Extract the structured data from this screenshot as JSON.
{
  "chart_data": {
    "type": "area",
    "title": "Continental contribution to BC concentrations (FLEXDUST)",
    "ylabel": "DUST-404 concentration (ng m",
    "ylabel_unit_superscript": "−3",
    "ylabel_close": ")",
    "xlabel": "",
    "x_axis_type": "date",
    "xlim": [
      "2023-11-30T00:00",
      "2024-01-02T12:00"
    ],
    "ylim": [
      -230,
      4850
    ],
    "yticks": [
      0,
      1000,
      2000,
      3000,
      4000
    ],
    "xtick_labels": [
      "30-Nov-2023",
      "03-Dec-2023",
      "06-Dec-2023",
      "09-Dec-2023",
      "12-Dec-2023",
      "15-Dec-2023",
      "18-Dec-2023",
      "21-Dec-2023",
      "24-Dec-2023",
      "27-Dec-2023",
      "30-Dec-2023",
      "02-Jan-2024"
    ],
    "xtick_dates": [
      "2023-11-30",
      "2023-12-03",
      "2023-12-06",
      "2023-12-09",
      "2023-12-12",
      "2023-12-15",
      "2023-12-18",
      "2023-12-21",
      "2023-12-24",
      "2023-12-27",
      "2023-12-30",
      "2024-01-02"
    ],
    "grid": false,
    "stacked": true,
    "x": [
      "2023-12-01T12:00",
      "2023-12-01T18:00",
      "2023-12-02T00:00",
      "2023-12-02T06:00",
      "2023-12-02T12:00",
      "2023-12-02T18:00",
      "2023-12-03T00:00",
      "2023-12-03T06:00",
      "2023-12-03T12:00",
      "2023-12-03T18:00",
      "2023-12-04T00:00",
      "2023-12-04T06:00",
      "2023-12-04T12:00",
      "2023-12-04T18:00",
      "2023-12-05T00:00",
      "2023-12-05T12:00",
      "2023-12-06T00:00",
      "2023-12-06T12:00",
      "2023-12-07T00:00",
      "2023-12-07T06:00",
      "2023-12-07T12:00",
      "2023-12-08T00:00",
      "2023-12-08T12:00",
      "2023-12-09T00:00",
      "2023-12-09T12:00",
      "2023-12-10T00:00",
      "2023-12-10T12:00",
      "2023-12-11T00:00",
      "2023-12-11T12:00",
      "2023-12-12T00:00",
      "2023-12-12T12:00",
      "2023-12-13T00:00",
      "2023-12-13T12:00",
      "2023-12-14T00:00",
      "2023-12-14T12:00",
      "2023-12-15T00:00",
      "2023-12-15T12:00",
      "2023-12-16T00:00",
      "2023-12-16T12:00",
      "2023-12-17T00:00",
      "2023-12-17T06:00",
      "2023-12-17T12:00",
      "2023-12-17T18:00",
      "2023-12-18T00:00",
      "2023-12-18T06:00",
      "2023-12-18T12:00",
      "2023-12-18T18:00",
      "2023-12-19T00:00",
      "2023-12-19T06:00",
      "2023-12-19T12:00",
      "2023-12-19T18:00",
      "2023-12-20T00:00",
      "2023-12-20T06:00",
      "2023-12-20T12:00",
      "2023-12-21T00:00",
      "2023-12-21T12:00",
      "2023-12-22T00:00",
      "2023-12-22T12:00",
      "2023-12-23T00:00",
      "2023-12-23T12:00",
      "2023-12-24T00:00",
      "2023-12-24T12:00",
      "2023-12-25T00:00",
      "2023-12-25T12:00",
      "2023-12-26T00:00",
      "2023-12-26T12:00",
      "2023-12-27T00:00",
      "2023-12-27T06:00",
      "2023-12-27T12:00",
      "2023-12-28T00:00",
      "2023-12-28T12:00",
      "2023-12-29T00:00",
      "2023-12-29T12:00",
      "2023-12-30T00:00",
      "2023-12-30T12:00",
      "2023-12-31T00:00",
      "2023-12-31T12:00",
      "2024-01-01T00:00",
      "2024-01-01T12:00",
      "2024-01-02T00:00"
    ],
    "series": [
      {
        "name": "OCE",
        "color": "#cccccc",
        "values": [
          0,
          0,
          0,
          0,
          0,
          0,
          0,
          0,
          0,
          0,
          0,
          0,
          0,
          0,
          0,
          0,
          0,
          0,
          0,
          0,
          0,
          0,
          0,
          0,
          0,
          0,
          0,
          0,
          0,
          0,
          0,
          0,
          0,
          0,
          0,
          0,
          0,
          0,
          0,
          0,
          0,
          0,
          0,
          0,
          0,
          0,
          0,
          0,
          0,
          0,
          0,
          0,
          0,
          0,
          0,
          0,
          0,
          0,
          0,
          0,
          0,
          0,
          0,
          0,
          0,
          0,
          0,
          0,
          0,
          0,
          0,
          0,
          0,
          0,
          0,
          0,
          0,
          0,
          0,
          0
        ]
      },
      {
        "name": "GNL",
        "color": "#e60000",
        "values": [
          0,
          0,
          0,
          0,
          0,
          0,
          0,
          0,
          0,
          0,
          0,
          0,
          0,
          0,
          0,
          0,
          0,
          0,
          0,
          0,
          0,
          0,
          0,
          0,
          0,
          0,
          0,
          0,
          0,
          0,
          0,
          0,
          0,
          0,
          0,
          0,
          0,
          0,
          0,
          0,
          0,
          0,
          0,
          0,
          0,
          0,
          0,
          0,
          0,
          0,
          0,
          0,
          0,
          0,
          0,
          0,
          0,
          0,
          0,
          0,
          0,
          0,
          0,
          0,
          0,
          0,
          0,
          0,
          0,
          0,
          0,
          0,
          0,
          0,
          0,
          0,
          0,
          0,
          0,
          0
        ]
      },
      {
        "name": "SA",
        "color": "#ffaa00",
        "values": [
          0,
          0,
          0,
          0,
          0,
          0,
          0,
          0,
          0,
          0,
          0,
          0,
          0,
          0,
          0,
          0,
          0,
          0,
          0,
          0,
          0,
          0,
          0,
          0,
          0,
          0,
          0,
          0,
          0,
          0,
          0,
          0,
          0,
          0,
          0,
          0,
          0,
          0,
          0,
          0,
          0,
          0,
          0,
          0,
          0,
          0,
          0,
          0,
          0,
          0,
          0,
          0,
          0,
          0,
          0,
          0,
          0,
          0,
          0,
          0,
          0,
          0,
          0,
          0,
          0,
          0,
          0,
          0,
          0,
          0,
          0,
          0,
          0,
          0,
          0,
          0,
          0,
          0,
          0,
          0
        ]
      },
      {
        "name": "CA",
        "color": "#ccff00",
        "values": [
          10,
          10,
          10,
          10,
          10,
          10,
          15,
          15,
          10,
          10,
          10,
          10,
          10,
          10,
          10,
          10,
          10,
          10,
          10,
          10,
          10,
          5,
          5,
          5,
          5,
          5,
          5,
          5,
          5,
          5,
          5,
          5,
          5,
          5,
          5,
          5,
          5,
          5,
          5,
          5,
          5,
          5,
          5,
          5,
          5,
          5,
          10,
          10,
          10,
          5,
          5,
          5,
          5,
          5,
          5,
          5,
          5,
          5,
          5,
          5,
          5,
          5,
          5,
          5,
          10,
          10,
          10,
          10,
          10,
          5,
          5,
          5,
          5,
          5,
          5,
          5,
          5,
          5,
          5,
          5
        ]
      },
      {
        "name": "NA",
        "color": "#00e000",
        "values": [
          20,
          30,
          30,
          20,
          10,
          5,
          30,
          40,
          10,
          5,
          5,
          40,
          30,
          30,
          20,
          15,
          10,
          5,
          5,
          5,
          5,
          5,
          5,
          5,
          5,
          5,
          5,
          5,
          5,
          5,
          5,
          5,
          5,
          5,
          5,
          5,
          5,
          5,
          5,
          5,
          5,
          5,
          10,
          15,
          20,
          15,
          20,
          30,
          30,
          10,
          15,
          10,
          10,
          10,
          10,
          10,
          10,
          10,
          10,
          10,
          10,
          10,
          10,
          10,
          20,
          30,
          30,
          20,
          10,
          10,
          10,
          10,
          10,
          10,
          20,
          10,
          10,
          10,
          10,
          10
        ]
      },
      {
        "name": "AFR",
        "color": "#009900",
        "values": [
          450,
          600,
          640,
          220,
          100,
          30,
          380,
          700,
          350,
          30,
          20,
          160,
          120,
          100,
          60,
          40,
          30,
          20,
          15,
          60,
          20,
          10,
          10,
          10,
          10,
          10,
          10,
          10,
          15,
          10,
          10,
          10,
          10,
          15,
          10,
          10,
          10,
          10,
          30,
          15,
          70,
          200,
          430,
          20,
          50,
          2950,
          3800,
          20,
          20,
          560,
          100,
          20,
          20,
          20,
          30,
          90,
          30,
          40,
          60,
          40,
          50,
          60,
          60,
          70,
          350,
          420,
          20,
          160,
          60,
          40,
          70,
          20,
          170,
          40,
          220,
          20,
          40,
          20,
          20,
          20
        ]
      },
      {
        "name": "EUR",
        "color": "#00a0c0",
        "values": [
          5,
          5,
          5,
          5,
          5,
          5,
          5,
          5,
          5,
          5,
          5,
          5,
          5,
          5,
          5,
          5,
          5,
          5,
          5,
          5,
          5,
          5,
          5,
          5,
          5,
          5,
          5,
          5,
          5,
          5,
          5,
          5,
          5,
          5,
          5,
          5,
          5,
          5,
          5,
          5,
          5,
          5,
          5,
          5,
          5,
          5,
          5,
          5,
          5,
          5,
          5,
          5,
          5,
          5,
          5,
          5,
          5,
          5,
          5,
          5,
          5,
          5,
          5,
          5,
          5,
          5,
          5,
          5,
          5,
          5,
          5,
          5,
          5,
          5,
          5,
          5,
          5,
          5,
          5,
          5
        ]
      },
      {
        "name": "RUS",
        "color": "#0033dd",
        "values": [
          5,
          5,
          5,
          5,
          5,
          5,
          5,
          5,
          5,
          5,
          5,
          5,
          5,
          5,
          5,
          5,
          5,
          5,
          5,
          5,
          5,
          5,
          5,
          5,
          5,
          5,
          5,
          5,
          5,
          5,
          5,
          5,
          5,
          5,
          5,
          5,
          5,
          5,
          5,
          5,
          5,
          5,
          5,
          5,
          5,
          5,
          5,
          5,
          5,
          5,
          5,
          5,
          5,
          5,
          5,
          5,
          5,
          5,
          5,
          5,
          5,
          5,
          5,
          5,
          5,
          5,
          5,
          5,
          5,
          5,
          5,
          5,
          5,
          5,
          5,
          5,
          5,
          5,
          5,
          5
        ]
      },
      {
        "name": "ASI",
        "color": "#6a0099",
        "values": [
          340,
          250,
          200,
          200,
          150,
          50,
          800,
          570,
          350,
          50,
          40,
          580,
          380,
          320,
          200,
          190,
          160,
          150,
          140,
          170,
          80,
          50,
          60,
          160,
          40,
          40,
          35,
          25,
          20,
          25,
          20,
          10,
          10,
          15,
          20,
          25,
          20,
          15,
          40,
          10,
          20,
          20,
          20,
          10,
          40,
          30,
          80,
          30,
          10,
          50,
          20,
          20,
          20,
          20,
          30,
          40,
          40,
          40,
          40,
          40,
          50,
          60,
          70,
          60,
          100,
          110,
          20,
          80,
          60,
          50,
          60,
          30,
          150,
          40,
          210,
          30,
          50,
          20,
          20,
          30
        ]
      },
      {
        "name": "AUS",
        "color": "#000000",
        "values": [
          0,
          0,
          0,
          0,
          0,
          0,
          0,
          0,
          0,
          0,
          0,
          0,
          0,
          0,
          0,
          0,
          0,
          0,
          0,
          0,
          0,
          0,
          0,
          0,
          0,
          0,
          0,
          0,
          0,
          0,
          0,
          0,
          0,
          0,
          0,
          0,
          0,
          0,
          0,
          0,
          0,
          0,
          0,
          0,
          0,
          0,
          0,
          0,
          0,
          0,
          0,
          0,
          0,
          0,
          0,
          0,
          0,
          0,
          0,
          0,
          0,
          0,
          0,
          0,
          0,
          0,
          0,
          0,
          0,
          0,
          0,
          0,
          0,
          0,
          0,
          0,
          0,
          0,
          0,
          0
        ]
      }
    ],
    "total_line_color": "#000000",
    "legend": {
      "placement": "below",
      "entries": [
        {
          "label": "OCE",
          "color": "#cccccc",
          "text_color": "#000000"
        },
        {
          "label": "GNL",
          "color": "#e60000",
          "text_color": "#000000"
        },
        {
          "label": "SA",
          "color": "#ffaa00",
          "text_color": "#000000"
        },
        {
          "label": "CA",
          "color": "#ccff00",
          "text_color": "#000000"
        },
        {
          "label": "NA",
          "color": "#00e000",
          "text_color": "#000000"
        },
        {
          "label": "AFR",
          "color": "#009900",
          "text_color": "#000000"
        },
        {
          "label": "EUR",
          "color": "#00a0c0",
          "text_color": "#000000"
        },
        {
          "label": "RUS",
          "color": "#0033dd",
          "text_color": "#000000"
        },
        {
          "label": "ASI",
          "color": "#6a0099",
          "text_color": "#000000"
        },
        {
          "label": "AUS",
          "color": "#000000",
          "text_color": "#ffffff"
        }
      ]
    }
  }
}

▸ WHAT THIS TASK INVOLVES
Find how many lines of the listing include the string "name" and give that number, nothing else.

▸ SOLVED PROBLEM
10